» **YOUR INSTRUCTIONS**
Exclude the pictures, then copy all remaining records exactly.

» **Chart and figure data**
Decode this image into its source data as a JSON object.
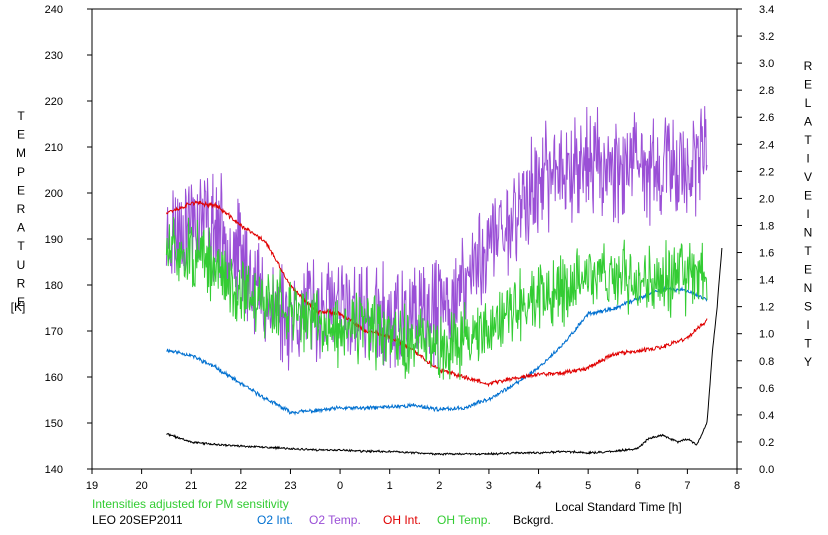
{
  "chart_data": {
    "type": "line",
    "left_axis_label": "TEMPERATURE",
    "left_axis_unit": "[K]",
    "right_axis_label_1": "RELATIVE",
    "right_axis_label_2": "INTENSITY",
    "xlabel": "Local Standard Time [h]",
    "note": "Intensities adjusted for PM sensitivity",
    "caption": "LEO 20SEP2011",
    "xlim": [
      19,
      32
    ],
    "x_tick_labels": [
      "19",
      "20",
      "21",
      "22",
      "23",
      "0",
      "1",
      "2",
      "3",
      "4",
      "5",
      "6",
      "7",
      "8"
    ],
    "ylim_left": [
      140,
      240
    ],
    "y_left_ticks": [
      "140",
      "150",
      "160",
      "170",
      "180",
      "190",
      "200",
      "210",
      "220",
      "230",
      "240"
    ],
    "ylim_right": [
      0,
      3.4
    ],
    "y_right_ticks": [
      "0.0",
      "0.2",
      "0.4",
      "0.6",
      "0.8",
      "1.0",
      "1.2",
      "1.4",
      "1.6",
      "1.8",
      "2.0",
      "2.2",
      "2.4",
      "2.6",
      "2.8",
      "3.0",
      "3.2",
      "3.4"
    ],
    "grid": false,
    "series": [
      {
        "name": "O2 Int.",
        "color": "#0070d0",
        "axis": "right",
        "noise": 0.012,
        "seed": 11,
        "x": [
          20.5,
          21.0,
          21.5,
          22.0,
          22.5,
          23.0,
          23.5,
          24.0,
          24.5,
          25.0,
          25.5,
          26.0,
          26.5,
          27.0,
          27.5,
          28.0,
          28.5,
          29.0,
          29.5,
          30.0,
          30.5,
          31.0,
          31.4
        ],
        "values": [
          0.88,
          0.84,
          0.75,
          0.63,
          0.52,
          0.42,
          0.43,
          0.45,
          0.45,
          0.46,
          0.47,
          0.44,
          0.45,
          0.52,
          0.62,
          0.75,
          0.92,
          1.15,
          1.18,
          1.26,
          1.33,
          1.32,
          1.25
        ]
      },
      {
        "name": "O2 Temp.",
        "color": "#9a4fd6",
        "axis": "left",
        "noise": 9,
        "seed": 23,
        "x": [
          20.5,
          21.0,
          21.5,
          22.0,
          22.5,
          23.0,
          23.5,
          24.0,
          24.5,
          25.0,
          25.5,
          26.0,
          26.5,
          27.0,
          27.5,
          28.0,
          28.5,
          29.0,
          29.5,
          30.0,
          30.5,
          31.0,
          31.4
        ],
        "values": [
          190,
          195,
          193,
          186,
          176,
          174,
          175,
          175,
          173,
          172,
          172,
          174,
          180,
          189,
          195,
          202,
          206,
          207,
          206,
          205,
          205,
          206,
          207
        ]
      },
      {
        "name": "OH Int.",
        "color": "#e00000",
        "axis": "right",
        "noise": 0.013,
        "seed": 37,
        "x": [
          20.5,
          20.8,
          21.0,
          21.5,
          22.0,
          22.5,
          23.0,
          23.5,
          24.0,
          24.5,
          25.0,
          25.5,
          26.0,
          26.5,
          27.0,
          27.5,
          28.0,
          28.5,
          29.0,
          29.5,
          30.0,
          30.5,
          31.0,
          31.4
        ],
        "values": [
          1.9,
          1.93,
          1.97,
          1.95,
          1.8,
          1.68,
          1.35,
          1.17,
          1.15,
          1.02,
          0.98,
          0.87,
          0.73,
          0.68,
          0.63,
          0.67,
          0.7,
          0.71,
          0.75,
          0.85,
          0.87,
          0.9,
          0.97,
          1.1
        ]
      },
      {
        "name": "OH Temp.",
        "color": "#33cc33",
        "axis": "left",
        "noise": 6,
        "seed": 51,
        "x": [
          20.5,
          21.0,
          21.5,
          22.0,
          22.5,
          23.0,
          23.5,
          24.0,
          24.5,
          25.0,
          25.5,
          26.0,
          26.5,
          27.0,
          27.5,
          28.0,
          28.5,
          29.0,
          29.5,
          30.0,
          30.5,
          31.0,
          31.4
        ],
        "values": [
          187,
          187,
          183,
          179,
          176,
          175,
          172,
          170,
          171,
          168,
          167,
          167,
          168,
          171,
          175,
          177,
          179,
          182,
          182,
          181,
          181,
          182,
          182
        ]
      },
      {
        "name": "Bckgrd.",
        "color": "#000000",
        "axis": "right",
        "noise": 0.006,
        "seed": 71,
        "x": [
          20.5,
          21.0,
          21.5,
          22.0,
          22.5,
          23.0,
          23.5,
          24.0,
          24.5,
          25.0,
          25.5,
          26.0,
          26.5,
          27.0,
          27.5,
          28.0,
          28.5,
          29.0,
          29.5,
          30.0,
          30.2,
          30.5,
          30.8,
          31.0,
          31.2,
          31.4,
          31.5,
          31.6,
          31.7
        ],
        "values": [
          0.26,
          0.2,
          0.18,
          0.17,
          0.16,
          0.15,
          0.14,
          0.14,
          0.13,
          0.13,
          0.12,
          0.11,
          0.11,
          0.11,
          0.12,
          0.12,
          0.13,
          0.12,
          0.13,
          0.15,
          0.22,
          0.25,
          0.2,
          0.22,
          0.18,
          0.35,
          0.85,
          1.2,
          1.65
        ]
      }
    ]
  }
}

» **SOLUTION TO THIS EXERCISE**
Decode this image into its source data as a JSON object.
{
  "chart_data": {
    "type": "line",
    "left_axis_label": "TEMPERATURE",
    "left_axis_unit": "[K]",
    "right_axis_label_1": "RELATIVE",
    "right_axis_label_2": "INTENSITY",
    "xlabel": "Local Standard Time [h]",
    "note": "Intensities adjusted for PM sensitivity",
    "caption": "LEO 20SEP2011",
    "xlim": [
      19,
      32
    ],
    "x_tick_labels": [
      "19",
      "20",
      "21",
      "22",
      "23",
      "0",
      "1",
      "2",
      "3",
      "4",
      "5",
      "6",
      "7",
      "8"
    ],
    "ylim_left": [
      140,
      240
    ],
    "y_left_ticks": [
      "140",
      "150",
      "160",
      "170",
      "180",
      "190",
      "200",
      "210",
      "220",
      "230",
      "240"
    ],
    "ylim_right": [
      0,
      3.4
    ],
    "y_right_ticks": [
      "0.0",
      "0.2",
      "0.4",
      "0.6",
      "0.8",
      "1.0",
      "1.2",
      "1.4",
      "1.6",
      "1.8",
      "2.0",
      "2.2",
      "2.4",
      "2.6",
      "2.8",
      "3.0",
      "3.2",
      "3.4"
    ],
    "grid": false,
    "series": [
      {
        "name": "O2 Int.",
        "color": "#0070d0",
        "axis": "right",
        "noise": 0.012,
        "seed": 11,
        "x": [
          20.5,
          21.0,
          21.5,
          22.0,
          22.5,
          23.0,
          23.5,
          24.0,
          24.5,
          25.0,
          25.5,
          26.0,
          26.5,
          27.0,
          27.5,
          28.0,
          28.5,
          29.0,
          29.5,
          30.0,
          30.5,
          31.0,
          31.4
        ],
        "values": [
          0.88,
          0.84,
          0.75,
          0.63,
          0.52,
          0.42,
          0.43,
          0.45,
          0.45,
          0.46,
          0.47,
          0.44,
          0.45,
          0.52,
          0.62,
          0.75,
          0.92,
          1.15,
          1.18,
          1.26,
          1.33,
          1.32,
          1.25
        ]
      },
      {
        "name": "O2 Temp.",
        "color": "#9a4fd6",
        "axis": "left",
        "noise": 9,
        "seed": 23,
        "x": [
          20.5,
          21.0,
          21.5,
          22.0,
          22.5,
          23.0,
          23.5,
          24.0,
          24.5,
          25.0,
          25.5,
          26.0,
          26.5,
          27.0,
          27.5,
          28.0,
          28.5,
          29.0,
          29.5,
          30.0,
          30.5,
          31.0,
          31.4
        ],
        "values": [
          190,
          195,
          193,
          186,
          176,
          174,
          175,
          175,
          173,
          172,
          172,
          174,
          180,
          189,
          195,
          202,
          206,
          207,
          206,
          205,
          205,
          206,
          207
        ]
      },
      {
        "name": "OH Int.",
        "color": "#e00000",
        "axis": "right",
        "noise": 0.013,
        "seed": 37,
        "x": [
          20.5,
          20.8,
          21.0,
          21.5,
          22.0,
          22.5,
          23.0,
          23.5,
          24.0,
          24.5,
          25.0,
          25.5,
          26.0,
          26.5,
          27.0,
          27.5,
          28.0,
          28.5,
          29.0,
          29.5,
          30.0,
          30.5,
          31.0,
          31.4
        ],
        "values": [
          1.9,
          1.93,
          1.97,
          1.95,
          1.8,
          1.68,
          1.35,
          1.17,
          1.15,
          1.02,
          0.98,
          0.87,
          0.73,
          0.68,
          0.63,
          0.67,
          0.7,
          0.71,
          0.75,
          0.85,
          0.87,
          0.9,
          0.97,
          1.1
        ]
      },
      {
        "name": "OH Temp.",
        "color": "#33cc33",
        "axis": "left",
        "noise": 6,
        "seed": 51,
        "x": [
          20.5,
          21.0,
          21.5,
          22.0,
          22.5,
          23.0,
          23.5,
          24.0,
          24.5,
          25.0,
          25.5,
          26.0,
          26.5,
          27.0,
          27.5,
          28.0,
          28.5,
          29.0,
          29.5,
          30.0,
          30.5,
          31.0,
          31.4
        ],
        "values": [
          187,
          187,
          183,
          179,
          176,
          175,
          172,
          170,
          171,
          168,
          167,
          167,
          168,
          171,
          175,
          177,
          179,
          182,
          182,
          181,
          181,
          182,
          182
        ]
      },
      {
        "name": "Bckgrd.",
        "color": "#000000",
        "axis": "right",
        "noise": 0.006,
        "seed": 71,
        "x": [
          20.5,
          21.0,
          21.5,
          22.0,
          22.5,
          23.0,
          23.5,
          24.0,
          24.5,
          25.0,
          25.5,
          26.0,
          26.5,
          27.0,
          27.5,
          28.0,
          28.5,
          29.0,
          29.5,
          30.0,
          30.2,
          30.5,
          30.8,
          31.0,
          31.2,
          31.4,
          31.5,
          31.6,
          31.7
        ],
        "values": [
          0.26,
          0.2,
          0.18,
          0.17,
          0.16,
          0.15,
          0.14,
          0.14,
          0.13,
          0.13,
          0.12,
          0.11,
          0.11,
          0.11,
          0.12,
          0.12,
          0.13,
          0.12,
          0.13,
          0.15,
          0.22,
          0.25,
          0.2,
          0.22,
          0.18,
          0.35,
          0.85,
          1.2,
          1.65
        ]
      }
    ]
  }
}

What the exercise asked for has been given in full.